Set the listing down unchanged, minus every embedded image.

_DATASET ENTRIES_.
★ ★ ★

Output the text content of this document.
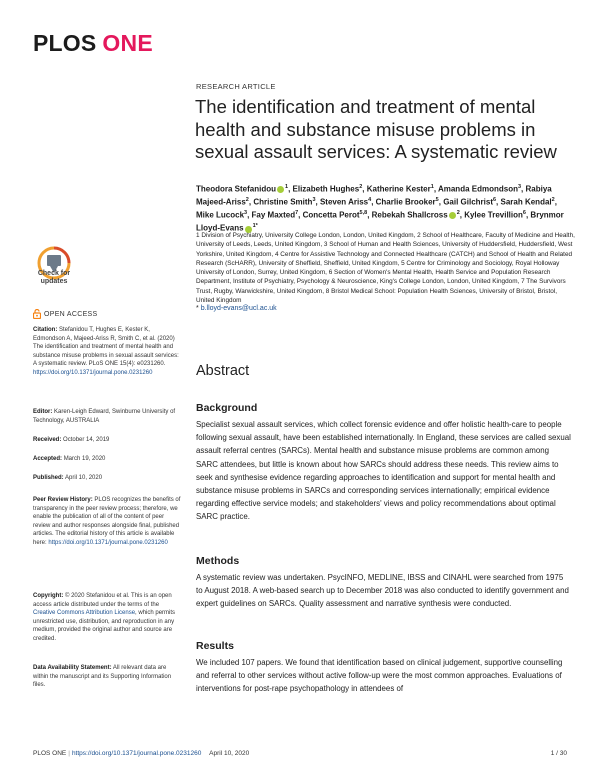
PLOS ONE
RESEARCH ARTICLE
The identification and treatment of mental health and substance misuse problems in sexual assault services: A systematic review
Theodora Stefanidou $^1$, Elizabeth Hughes$^2$, Katherine Kester$^1$, Amanda Edmondson$^3$, Rabiya Majeed-Ariss$^2$, Christine Smith$^3$, Steven Ariss$^4$, Charlie Brooker$^5$, Gail Gilchrist$^6$, Sarah Kendal$^2$, Mike Lucock$^3$, Fay Maxted$^7$, Concetta Perot$^{5,8}$, Rebekah Shallcross $^2$, Kylee Trevillion$^6$, Brynmor Lloyd-Evans $^{1*}$
1 Division of Psychiatry, University College London, London, United Kingdom, 2 School of Healthcare, Faculty of Medicine and Health, University of Leeds, Leeds, United Kingdom, 3 School of Human and Health Sciences, University of Huddersfield, Huddersfield, West Yorkshire, United Kingdom, 4 Centre for Assistive Technology and Connected Healthcare (CATCH) and School of Health and Related Research (ScHARR), University of Sheffield, Sheffield, United Kingdom, 5 Centre for Criminology and Sociology, Royal Holloway University of London, Surrey, United Kingdom, 6 Section of Women's Mental Health, Health Service and Population Research Department, Institute of Psychiatry, Psychology & Neuroscience, King's College London, London, United Kingdom, 7 The Survivors Trust, Rugby, Warwickshire, United Kingdom, 8 Bristol Medical School: Population Health Sciences, University of Bristol, Bristol, United Kingdom
* b.lloyd-evans@ucl.ac.uk
Check for
updates
OPEN ACCESS
Citation: Stefanidou T, Hughes E, Kester K, Edmondson A, Majeed-Ariss R, Smith C, et al. (2020) The identification and treatment of mental health and substance misuse problems in sexual assault services: A systematic review. PLoS ONE 15(4): e0231260. https://doi.org/10.1371/journal.pone.0231260
Editor: Karen-Leigh Edward, Swinburne University of Technology, AUSTRALIA
Received: October 14, 2019
Accepted: March 19, 2020
Published: April 10, 2020
Peer Review History: PLOS recognizes the benefits of transparency in the peer review process; therefore, we enable the publication of all of the content of peer review and author responses alongside final, published articles. The editorial history of this article is available here: https://doi.org/10.1371/journal.pone.0231260
Copyright: © 2020 Stefanidou et al. This is an open access article distributed under the terms of the Creative Commons Attribution License, which permits unrestricted use, distribution, and reproduction in any medium, provided the original author and source are credited.
Data Availability Statement: All relevant data are within the manuscript and its Supporting Information files.
Abstract
Background
Specialist sexual assault services, which collect forensic evidence and offer holistic health-care to people following sexual assault, have been established internationally. In England, these services are called sexual assault referral centres (SARCs). Mental health and substance misuse problems are common among SARC attendees, but little is known about how SARCs should address these needs. This review aims to seek and synthesise evidence regarding approaches to identification and support for mental health and substance misuse problems in SARCs and corresponding services internationally; empirical evidence regarding effective service models; and stakeholders' views and policy recommendations about optimal SARC practice.
Methods
A systematic review was undertaken. PsycINFO, MEDLINE, IBSS and CINAHL were searched from 1975 to August 2018. A web-based search up to December 2018 was also conducted to identify government and expert guidelines on SARCs. Quality assessment and narrative synthesis were conducted.
Results
We included 107 papers. We found that identification based on clinical judgement, supportive counselling and referral to other services without active follow-up were the most common approaches. Evaluations of interventions for post-rape psychopathology in attendees of
PLOS ONE | https://doi.org/10.1371/journal.pone.0231260 April 10, 2020	1 / 30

★ ★ ★

_EXERCISE ANSWER_.
Output the text content of this document.
PLOS ONE
RESEARCH ARTICLE
The identification and treatment of mental health and substance misuse problems in sexual assault services: A systematic review
Theodora Stefanidou $^1$, Elizabeth Hughes$^2$, Katherine Kester$^1$, Amanda Edmondson$^3$, Rabiya Majeed-Ariss$^2$, Christine Smith$^3$, Steven Ariss$^4$, Charlie Brooker$^5$, Gail Gilchrist$^6$, Sarah Kendal$^2$, Mike Lucock$^3$, Fay Maxted$^7$, Concetta Perot$^{5,8}$, Rebekah Shallcross $^2$, Kylee Trevillion$^6$, Brynmor Lloyd-Evans $^{1*}$
1 Division of Psychiatry, University College London, London, United Kingdom, 2 School of Healthcare, Faculty of Medicine and Health, University of Leeds, Leeds, United Kingdom, 3 School of Human and Health Sciences, University of Huddersfield, Huddersfield, West Yorkshire, United Kingdom, 4 Centre for Assistive Technology and Connected Healthcare (CATCH) and School of Health and Related Research (ScHARR), University of Sheffield, Sheffield, United Kingdom, 5 Centre for Criminology and Sociology, Royal Holloway University of London, Surrey, United Kingdom, 6 Section of Women's Mental Health, Health Service and Population Research Department, Institute of Psychiatry, Psychology & Neuroscience, King's College London, London, United Kingdom, 7 The Survivors Trust, Rugby, Warwickshire, United Kingdom, 8 Bristol Medical School: Population Health Sciences, University of Bristol, Bristol, United Kingdom
* b.lloyd-evans@ucl.ac.uk
Check for
updates
OPEN ACCESS
Citation: Stefanidou T, Hughes E, Kester K, Edmondson A, Majeed-Ariss R, Smith C, et al. (2020) The identification and treatment of mental health and substance misuse problems in sexual assault services: A systematic review. PLoS ONE 15(4): e0231260. https://doi.org/10.1371/journal.pone.0231260
Editor: Karen-Leigh Edward, Swinburne University of Technology, AUSTRALIA
Received: October 14, 2019
Accepted: March 19, 2020
Published: April 10, 2020
Peer Review History: PLOS recognizes the benefits of transparency in the peer review process; therefore, we enable the publication of all of the content of peer review and author responses alongside final, published articles. The editorial history of this article is available here: https://doi.org/10.1371/journal.pone.0231260
Copyright: © 2020 Stefanidou et al. This is an open access article distributed under the terms of the Creative Commons Attribution License, which permits unrestricted use, distribution, and reproduction in any medium, provided the original author and source are credited.
Data Availability Statement: All relevant data are within the manuscript and its Supporting Information files.
Abstract
Background
Specialist sexual assault services, which collect forensic evidence and offer holistic health-care to people following sexual assault, have been established internationally. In England, these services are called sexual assault referral centres (SARCs). Mental health and substance misuse problems are common among SARC attendees, but little is known about how SARCs should address these needs. This review aims to seek and synthesise evidence regarding approaches to identification and support for mental health and substance misuse problems in SARCs and corresponding services internationally; empirical evidence regarding effective service models; and stakeholders' views and policy recommendations about optimal SARC practice.
Methods
A systematic review was undertaken. PsycINFO, MEDLINE, IBSS and CINAHL were searched from 1975 to August 2018. A web-based search up to December 2018 was also conducted to identify government and expert guidelines on SARCs. Quality assessment and narrative synthesis were conducted.
Results
We included 107 papers. We found that identification based on clinical judgement, supportive counselling and referral to other services without active follow-up were the most common approaches. Evaluations of interventions for post-rape psychopathology in attendees of
PLOS ONE | https://doi.org/10.1371/journal.pone.0231260 April 10, 2020	1 / 30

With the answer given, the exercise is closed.